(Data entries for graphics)
----

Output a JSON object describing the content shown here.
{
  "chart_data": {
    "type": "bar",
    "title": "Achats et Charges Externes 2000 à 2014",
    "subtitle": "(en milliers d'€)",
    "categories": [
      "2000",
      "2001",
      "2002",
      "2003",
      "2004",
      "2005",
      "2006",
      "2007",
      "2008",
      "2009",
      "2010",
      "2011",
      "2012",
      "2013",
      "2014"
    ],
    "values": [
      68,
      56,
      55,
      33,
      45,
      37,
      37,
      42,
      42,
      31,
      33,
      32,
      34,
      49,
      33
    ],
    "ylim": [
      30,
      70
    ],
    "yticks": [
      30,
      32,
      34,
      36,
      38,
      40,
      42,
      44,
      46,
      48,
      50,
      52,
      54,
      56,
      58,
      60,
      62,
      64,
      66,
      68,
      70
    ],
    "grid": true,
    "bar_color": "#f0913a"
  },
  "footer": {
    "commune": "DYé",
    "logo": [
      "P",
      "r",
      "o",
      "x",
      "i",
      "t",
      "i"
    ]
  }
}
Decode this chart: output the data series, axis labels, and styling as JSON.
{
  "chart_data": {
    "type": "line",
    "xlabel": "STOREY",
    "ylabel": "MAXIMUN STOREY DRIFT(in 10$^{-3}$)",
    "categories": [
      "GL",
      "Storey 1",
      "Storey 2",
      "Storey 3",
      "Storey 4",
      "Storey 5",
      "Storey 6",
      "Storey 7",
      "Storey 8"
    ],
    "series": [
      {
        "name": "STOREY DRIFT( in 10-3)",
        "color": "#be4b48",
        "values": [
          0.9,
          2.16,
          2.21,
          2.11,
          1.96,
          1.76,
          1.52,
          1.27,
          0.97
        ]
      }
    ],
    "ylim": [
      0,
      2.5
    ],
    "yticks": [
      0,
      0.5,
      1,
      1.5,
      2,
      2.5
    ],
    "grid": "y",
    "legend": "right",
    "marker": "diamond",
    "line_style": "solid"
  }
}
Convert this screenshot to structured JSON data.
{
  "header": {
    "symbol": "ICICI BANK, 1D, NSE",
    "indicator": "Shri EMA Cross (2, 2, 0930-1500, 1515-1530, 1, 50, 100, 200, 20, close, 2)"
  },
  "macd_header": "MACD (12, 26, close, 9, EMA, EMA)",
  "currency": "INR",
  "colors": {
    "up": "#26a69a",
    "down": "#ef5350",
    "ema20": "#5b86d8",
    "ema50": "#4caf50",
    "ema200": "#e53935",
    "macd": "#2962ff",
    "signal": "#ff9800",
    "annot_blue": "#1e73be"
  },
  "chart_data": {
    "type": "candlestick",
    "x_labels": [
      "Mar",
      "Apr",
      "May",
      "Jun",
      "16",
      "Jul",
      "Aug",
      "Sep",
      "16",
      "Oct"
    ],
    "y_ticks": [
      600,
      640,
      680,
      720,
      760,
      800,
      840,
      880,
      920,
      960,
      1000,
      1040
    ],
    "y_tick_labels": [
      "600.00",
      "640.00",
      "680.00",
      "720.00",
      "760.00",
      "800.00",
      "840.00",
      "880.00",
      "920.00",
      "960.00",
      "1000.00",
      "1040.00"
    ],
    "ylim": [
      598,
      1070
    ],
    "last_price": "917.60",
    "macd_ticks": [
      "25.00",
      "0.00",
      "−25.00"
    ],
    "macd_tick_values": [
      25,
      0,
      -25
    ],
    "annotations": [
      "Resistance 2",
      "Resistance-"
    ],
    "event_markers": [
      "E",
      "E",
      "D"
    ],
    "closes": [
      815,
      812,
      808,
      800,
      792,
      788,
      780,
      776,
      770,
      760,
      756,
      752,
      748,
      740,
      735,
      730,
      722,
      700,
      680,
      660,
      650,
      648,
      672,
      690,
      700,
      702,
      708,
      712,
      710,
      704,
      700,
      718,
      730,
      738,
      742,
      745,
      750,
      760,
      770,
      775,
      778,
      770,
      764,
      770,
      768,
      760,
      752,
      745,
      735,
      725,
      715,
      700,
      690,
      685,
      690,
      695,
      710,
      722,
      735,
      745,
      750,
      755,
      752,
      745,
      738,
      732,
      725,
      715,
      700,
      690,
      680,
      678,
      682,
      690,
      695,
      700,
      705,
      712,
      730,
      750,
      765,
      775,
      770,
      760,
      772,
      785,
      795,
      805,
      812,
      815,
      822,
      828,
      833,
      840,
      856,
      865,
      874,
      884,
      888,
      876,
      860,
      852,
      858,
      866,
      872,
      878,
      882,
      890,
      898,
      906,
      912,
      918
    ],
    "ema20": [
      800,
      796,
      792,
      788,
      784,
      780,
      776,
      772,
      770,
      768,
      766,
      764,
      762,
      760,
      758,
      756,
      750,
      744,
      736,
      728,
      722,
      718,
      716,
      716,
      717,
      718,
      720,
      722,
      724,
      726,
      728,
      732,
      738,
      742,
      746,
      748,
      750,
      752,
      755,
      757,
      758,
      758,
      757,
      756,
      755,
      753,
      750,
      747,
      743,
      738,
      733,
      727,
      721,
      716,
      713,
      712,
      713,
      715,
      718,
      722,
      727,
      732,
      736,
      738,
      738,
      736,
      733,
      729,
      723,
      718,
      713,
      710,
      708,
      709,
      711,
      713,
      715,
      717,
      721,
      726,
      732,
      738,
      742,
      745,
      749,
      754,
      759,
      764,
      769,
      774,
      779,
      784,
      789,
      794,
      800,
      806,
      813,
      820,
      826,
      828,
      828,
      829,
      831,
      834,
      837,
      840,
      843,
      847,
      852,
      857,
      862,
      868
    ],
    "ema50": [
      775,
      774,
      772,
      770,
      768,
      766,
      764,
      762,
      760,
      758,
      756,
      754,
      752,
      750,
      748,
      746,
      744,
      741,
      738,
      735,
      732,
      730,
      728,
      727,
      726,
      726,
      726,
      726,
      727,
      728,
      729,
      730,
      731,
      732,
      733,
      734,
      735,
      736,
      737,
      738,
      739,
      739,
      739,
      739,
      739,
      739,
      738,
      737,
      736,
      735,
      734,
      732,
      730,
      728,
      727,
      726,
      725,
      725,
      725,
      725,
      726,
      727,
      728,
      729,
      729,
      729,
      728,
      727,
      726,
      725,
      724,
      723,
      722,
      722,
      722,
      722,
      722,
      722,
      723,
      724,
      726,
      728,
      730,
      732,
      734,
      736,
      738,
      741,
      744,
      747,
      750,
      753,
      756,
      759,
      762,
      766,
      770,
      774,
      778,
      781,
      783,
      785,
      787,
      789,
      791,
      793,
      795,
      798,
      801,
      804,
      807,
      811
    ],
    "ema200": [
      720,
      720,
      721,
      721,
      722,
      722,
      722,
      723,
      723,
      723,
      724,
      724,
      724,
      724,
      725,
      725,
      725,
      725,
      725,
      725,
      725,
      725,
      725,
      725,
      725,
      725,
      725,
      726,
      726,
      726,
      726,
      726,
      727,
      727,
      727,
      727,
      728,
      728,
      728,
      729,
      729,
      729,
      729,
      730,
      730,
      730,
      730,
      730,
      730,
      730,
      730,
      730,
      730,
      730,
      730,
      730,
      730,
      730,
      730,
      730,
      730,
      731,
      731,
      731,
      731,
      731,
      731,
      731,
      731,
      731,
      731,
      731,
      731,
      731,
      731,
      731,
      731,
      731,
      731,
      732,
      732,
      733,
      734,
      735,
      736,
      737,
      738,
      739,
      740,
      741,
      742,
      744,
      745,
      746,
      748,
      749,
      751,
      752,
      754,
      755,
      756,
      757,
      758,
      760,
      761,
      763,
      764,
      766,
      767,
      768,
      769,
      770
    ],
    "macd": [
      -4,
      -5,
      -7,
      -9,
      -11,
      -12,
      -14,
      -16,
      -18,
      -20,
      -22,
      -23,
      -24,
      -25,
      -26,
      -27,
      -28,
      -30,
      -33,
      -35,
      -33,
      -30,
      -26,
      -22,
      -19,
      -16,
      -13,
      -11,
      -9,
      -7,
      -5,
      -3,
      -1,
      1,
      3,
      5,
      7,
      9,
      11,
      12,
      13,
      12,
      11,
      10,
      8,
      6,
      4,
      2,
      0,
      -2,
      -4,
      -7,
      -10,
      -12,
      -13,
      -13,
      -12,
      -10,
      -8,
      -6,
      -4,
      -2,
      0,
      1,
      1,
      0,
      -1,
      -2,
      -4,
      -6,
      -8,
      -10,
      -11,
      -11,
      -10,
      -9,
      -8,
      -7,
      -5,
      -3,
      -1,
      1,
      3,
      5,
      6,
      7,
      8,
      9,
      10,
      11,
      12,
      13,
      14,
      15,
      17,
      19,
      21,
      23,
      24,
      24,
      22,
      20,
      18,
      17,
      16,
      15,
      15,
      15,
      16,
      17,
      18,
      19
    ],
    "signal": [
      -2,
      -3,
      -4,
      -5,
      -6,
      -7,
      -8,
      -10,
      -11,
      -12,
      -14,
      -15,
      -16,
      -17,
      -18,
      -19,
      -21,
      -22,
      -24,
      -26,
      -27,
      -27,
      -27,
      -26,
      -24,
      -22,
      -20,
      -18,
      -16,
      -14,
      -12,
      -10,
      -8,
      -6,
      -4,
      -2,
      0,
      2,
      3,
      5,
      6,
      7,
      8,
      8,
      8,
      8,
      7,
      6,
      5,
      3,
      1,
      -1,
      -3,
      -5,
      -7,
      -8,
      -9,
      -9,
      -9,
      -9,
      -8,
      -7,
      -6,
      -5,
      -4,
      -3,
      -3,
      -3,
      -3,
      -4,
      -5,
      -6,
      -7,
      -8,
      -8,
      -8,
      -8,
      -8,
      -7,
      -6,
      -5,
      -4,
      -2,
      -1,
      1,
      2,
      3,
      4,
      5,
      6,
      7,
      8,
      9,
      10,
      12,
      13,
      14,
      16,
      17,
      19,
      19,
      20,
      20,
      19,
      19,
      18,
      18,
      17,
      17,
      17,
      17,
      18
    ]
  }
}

----

#### EXERCISE DESCRIPTION
Pick out and copy the lines of the material that include the word "this".

#### WRITTEN REPLY
Decode this chart: output the data series, axis labels, and styling as JSON.
Convert this screenshot to structured JSON data.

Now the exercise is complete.